MATERIAL PROVIDED:
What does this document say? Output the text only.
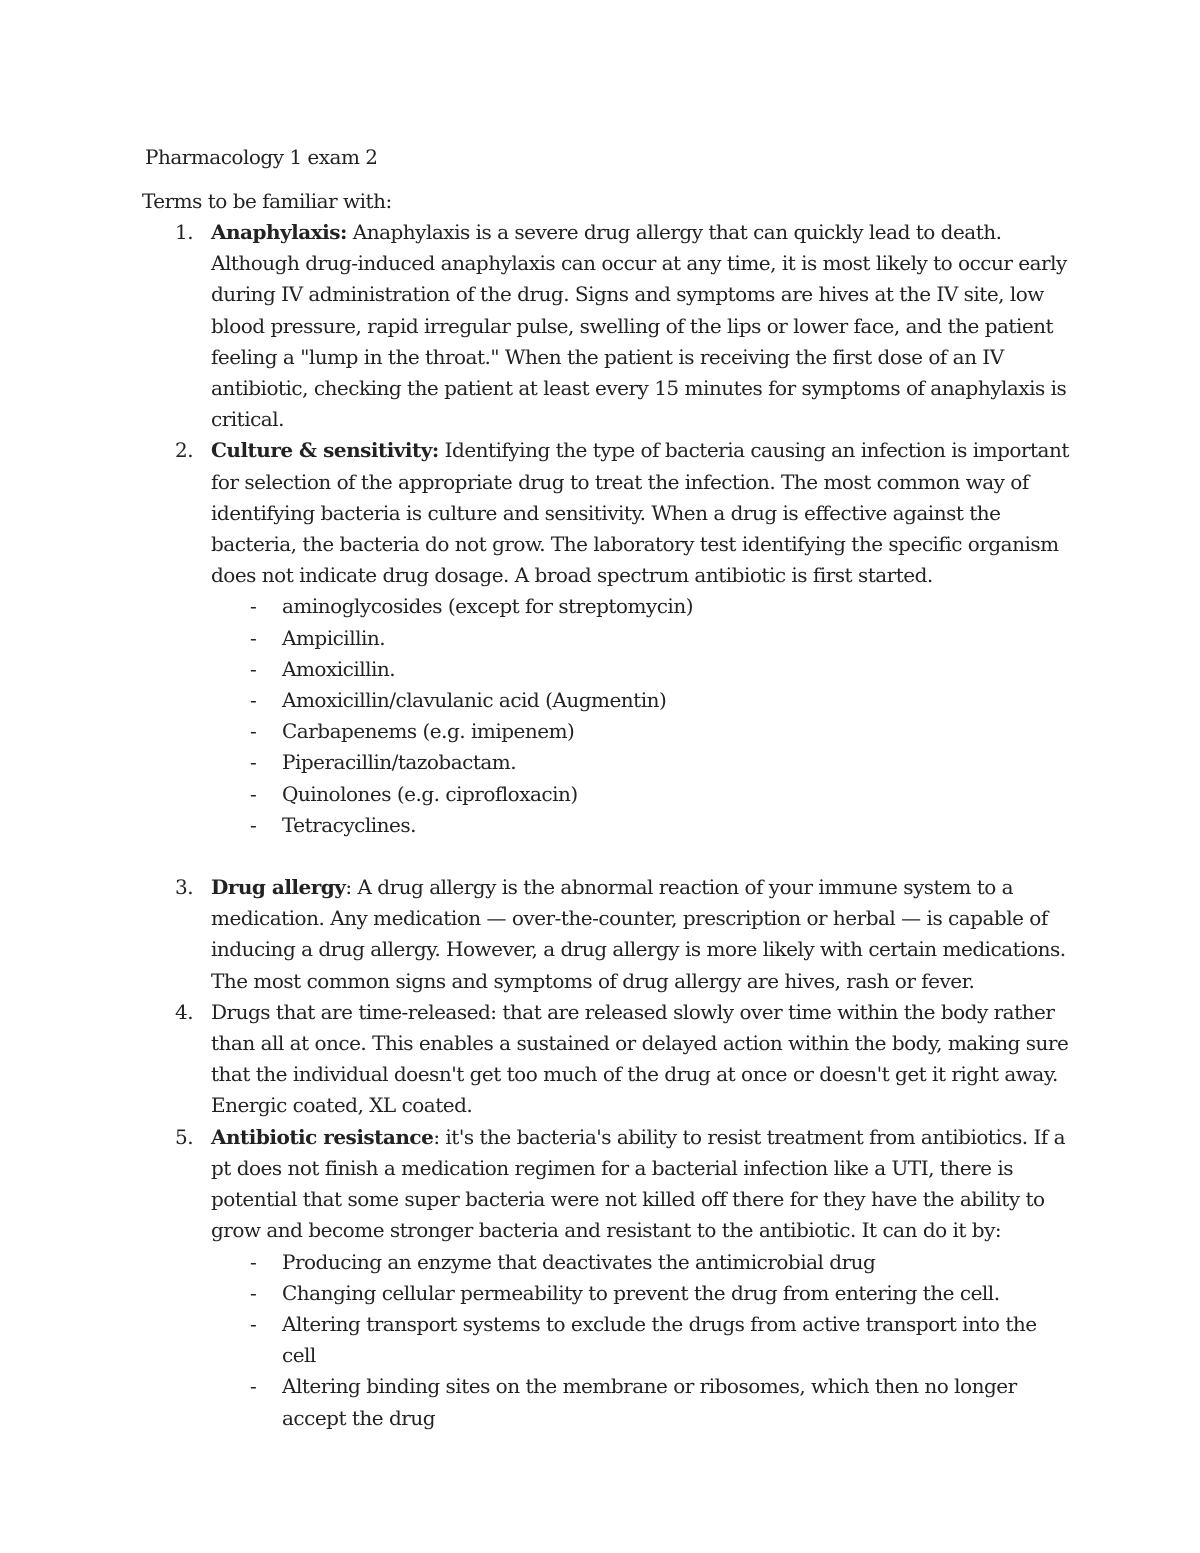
Pharmacology 1 exam 2

Terms to be familiar with:

1. Anaphylaxis: Anaphylaxis is a severe drug allergy that can quickly lead to death. Although drug-induced anaphylaxis can occur at any time, it is most likely to occur early during IV administration of the drug. Signs and symptoms are hives at the IV site, low blood pressure, rapid irregular pulse, swelling of the lips or lower face, and the patient feeling a "lump in the throat." When the patient is receiving the first dose of an IV antibiotic, checking the patient at least every 15 minutes for symptoms of anaphylaxis is critical.
2. Culture & sensitivity: Identifying the type of bacteria causing an infection is important for selection of the appropriate drug to treat the infection. The most common way of identifying bacteria is culture and sensitivity. When a drug is effective against the bacteria, the bacteria do not grow. The laboratory test identifying the specific organism does not indicate drug dosage. A broad spectrum antibiotic is first started.
- aminoglycosides (except for streptomycin)
- Ampicillin.
- Amoxicillin.
- Amoxicillin/clavulanic acid (Augmentin)
- Carbapenems (e.g. imipenem)
- Piperacillin/tazobactam.
- Quinolones (e.g. ciprofloxacin)
- Tetracyclines.
3. Drug allergy: A drug allergy is the abnormal reaction of your immune system to a medication. Any medication — over-the-counter, prescription or herbal — is capable of inducing a drug allergy. However, a drug allergy is more likely with certain medications. The most common signs and symptoms of drug allergy are hives, rash or fever.
4. Drugs that are time-released: that are released slowly over time within the body rather than all at once. This enables a sustained or delayed action within the body, making sure that the individual doesn't get too much of the drug at once or doesn't get it right away. Energic coated, XL coated.
5. Antibiotic resistance: it's the bacteria's ability to resist treatment from antibiotics. If a pt does not finish a medication regimen for a bacterial infection like a UTI, there is potential that some super bacteria were not killed off there for they have the ability to grow and become stronger bacteria and resistant to the antibiotic. It can do it by:
- Producing an enzyme that deactivates the antimicrobial drug
- Changing cellular permeability to prevent the drug from entering the cell.
- Altering transport systems to exclude the drugs from active transport into the cell
- Altering binding sites on the membrane or ribosomes, which then no longer accept the drug
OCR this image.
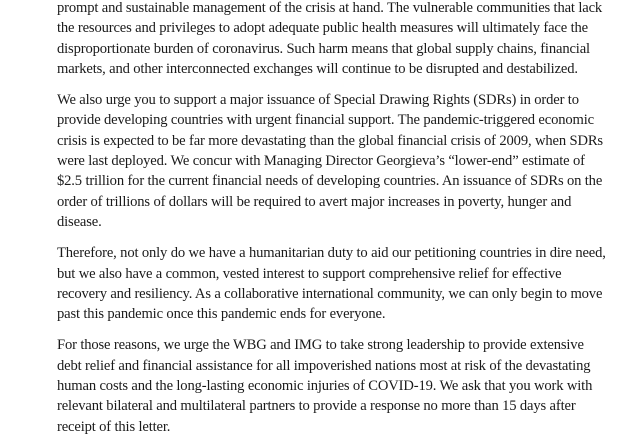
prompt and sustainable management of the crisis at hand. The vulnerable communities that lack
the resources and privileges to adopt adequate public health measures will ultimately face the
disproportionate burden of coronavirus. Such harm means that global supply chains, financial
markets, and other interconnected exchanges will continue to be disrupted and destabilized.

We also urge you to support a major issuance of Special Drawing Rights (SDRs) in order to
provide developing countries with urgent financial support. The pandemic-triggered economic
crisis is expected to be far more devastating than the global financial crisis of 2009, when SDRs
were last deployed. We concur with Managing Director Georgieva’s “lower-end” estimate of
$2.5 trillion for the current financial needs of developing countries. An issuance of SDRs on the
order of trillions of dollars will be required to avert major increases in poverty, hunger and
disease.

Therefore, not only do we have a humanitarian duty to aid our petitioning countries in dire need,
but we also have a common, vested interest to support comprehensive relief for effective
recovery and resiliency. As a collaborative international community, we can only begin to move
past this pandemic once this pandemic ends for everyone.

For those reasons, we urge the WBG and IMG to take strong leadership to provide extensive
debt relief and financial assistance for all impoverished nations most at risk of the devastating
human costs and the long-lasting economic injuries of COVID-19. We ask that you work with
relevant bilateral and multilateral partners to provide a response no more than 15 days after
receipt of this letter.
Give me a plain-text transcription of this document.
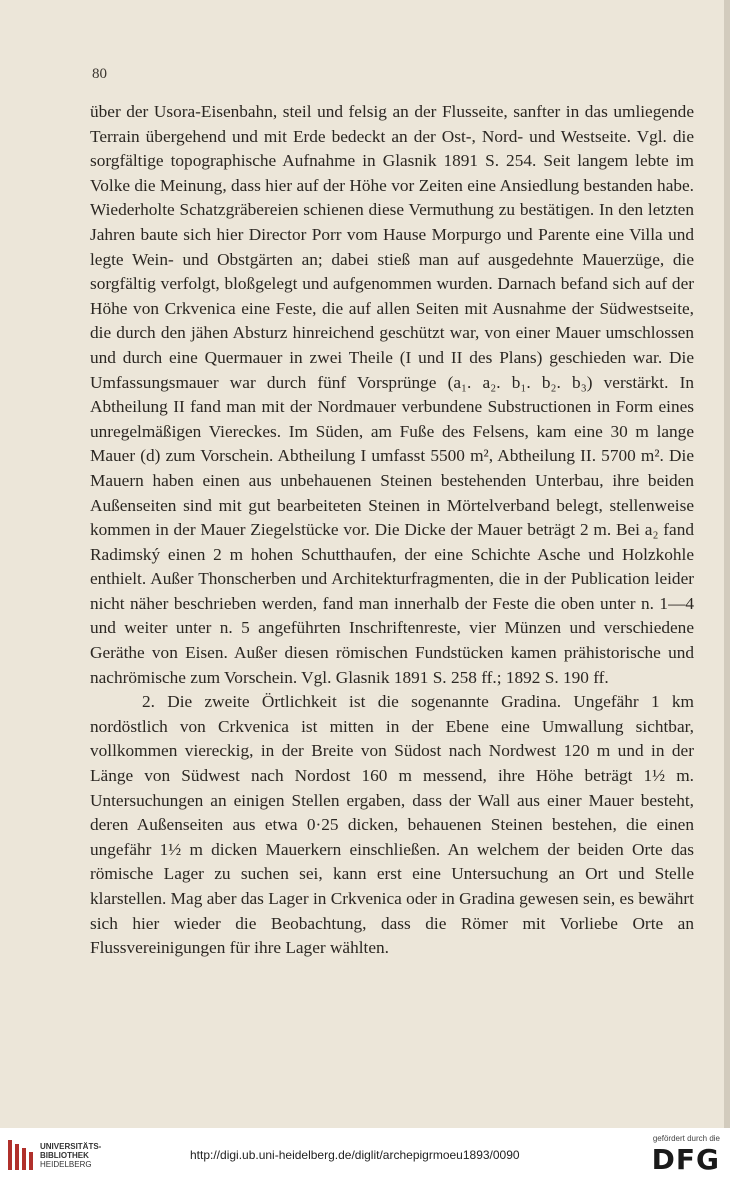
80

über der Usora-Eisenbahn, steil und felsig an der Flusseite, sanfter in das umliegende Terrain übergehend und mit Erde bedeckt an der Ost-, Nord- und Westseite. Vgl. die sorgfältige topographische Aufnahme in Glasnik 1891 S. 254. Seit langem lebte im Volke die Meinung, dass hier auf der Höhe vor Zeiten eine Ansiedlung bestanden habe. Wiederholte Schatzgräbereien schienen diese Vermuthung zu bestätigen. In den letzten Jahren baute sich hier Director Porr vom Hause Morpurgo und Parente eine Villa und legte Wein- und Obstgärten an; dabei stieß man auf ausgedehnte Mauerzüge, die sorgfältig verfolgt, bloßgelegt und aufgenommen wurden. Darnach befand sich auf der Höhe von Crkvenica eine Feste, die auf allen Seiten mit Ausnahme der Südwestseite, die durch den jähen Absturz hinreichend geschützt war, von einer Mauer umschlossen und durch eine Quermauer in zwei Theile (I und II des Plans) geschieden war. Die Umfassungsmauer war durch fünf Vorsprünge (a₁. a₂. b₁. b₂. b₃) verstärkt. In Abtheilung II fand man mit der Nordmauer verbundene Substructionen in Form eines unregelmäßigen Viereckes. Im Süden, am Fuße des Felsens, kam eine 30 m lange Mauer (d) zum Vorschein. Abtheilung I umfasst 5500 m², Abtheilung II. 5700 m². Die Mauern haben einen aus unbehauenen Steinen bestehenden Unterbau, ihre beiden Außenseiten sind mit gut bearbeiteten Steinen in Mörtelverband belegt, stellenweise kommen in der Mauer Ziegelstücke vor. Die Dicke der Mauer beträgt 2 m. Bei a₂ fand Radimský einen 2 m hohen Schutthaufen, der eine Schichte Asche und Holzkohle enthielt. Außer Thonscherben und Architekturfragmenten, die in der Publication leider nicht näher beschrieben werden, fand man innerhalb der Feste die oben unter n. 1—4 und weiter unter n. 5 angeführten Inschriftenreste, vier Münzen und verschiedene Geräthe von Eisen. Außer diesen römischen Fundstücken kamen prähistorische und nachrömische zum Vorschein. Vgl. Glasnik 1891 S. 258 ff.; 1892 S. 190 ff.

2. Die zweite Örtlichkeit ist die sogenannte Gradina. Ungefähr 1 km nordöstlich von Crkvenica ist mitten in der Ebene eine Umwallung sichtbar, vollkommen viereckig, in der Breite von Südost nach Nordwest 120 m und in der Länge von Südwest nach Nordost 160 m messend, ihre Höhe beträgt 1½ m. Untersuchungen an einigen Stellen ergaben, dass der Wall aus einer Mauer besteht, deren Außenseiten aus etwa 0·25 dicken, behauenen Steinen bestehen, die einen ungefähr 1½ m dicken Mauerkern einschließen. An welchem der beiden Orte das römische Lager zu suchen sei, kann erst eine Untersuchung an Ort und Stelle klarstellen. Mag aber das Lager in Crkvenica oder in Gradina gewesen sein, es bewährt sich hier wieder die Beobachtung, dass die Römer mit Vorliebe Orte an Flussvereinigungen für ihre Lager wählten.

UNIVERSITÄTS-
BIBLIOTHEK
HEIDELBERG
http://digi.ub.uni-heidelberg.de/diglit/archepigrmoeu1893/0090
gefördert durch die
DFG
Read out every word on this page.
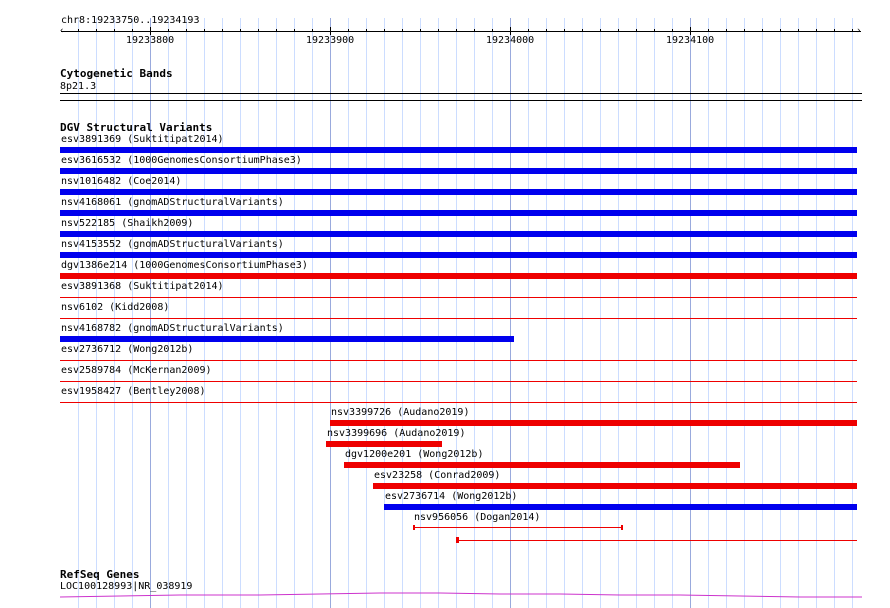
chr8:19233750..19234193
‹	›
19233800	19233900	19234000	19234100
Cytogenetic Bands
8p21.3
DGV Structural Variants
esv3891369 (Suktitipat2014)
esv3616532 (1000GenomesConsortiumPhase3)
nsv1016482 (Coe2014)
nsv4168061 (gnomADStructuralVariants)
nsv522185 (Shaikh2009)
nsv4153552 (gnomADStructuralVariants)
dgv1386e214 (1000GenomesConsortiumPhase3)
esv3891368 (Suktitipat2014)
nsv6102 (Kidd2008)
nsv4168782 (gnomADStructuralVariants)
esv2736712 (Wong2012b)
esv2589784 (McKernan2009)
esv1958427 (Bentley2008)
nsv3399726 (Audano2019)
nsv3399696 (Audano2019)
dgv1200e201 (Wong2012b)
esv23258 (Conrad2009)
esv2736714 (Wong2012b)
nsv956056 (Dogan2014)
RefSeq Genes
LOC100128993|NR_038919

TASK INSTRUCTIONS:
Of the lines in the data, report each one containing the string "developing".

ANSWER SPACE:
provide developing countries with urgent financial support. The pandemic-triggered economic
$2.5 trillion for the current financial needs of developing countries. An issuance of SDRs on the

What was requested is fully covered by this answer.